AIM OF THE TASK: Of all the lines in this data, how many include "Waves"? Respond with the number only.

RECORD EXCERPTS:
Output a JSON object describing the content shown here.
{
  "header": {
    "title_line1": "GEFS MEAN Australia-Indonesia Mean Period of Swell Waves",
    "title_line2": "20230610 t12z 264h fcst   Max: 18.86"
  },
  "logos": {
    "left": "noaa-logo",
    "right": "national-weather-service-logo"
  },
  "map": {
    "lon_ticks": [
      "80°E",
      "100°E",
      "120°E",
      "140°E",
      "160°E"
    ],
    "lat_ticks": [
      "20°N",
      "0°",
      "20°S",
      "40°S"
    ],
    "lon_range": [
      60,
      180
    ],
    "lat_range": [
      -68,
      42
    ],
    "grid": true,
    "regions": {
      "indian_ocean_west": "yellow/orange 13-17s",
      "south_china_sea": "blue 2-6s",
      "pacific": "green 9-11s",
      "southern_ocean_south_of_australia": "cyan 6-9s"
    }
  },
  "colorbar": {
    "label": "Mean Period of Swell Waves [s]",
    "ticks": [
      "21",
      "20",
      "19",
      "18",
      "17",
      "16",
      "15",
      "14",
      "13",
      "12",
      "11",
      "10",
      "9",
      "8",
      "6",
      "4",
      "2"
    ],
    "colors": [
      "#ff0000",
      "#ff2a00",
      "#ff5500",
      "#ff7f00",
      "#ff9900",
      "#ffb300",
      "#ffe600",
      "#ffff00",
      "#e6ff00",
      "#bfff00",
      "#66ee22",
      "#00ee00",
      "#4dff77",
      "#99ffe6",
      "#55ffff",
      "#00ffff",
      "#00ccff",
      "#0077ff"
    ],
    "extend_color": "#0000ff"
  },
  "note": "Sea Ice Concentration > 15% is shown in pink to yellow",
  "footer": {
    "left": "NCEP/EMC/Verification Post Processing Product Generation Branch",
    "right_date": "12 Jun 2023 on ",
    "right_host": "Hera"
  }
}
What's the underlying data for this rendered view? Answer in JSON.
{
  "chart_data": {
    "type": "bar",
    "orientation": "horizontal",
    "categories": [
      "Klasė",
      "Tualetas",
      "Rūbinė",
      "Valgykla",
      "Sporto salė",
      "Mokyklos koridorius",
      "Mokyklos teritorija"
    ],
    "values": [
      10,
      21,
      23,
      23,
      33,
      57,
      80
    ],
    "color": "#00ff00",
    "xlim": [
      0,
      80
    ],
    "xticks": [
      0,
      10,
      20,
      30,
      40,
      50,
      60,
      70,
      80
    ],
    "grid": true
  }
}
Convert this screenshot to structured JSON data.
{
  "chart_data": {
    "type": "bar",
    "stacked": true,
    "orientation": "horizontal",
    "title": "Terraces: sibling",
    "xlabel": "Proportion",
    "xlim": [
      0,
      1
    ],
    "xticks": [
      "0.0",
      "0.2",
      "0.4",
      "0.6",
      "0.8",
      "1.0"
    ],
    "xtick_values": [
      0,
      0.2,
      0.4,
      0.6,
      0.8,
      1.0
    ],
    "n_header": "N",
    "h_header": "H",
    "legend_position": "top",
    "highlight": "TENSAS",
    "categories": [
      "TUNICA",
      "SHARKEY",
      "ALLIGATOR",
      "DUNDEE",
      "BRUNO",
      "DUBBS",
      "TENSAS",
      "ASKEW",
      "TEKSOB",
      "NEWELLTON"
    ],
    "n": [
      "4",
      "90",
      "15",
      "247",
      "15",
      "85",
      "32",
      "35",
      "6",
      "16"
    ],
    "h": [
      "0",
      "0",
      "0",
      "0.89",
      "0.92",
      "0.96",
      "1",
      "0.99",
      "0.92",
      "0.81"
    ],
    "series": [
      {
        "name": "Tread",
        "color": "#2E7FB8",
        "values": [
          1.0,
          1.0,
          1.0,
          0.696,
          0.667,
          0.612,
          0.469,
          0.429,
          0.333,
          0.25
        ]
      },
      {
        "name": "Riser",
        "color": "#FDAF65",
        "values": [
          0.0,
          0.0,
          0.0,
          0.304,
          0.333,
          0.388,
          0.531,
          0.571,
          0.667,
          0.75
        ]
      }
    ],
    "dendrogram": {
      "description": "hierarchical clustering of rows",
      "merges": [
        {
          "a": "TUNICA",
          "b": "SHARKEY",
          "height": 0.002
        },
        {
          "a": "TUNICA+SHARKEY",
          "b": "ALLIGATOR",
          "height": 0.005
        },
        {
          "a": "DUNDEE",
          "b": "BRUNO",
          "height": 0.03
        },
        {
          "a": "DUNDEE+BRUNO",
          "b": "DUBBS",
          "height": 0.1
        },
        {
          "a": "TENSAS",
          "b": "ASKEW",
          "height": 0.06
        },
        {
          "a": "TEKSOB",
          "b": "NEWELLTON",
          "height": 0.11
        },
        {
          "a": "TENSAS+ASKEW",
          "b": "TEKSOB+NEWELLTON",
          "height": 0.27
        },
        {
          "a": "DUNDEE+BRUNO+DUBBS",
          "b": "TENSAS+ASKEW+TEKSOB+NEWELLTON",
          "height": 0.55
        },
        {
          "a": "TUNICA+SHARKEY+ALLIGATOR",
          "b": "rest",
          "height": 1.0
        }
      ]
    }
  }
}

EXERCISE SOLUTION: 2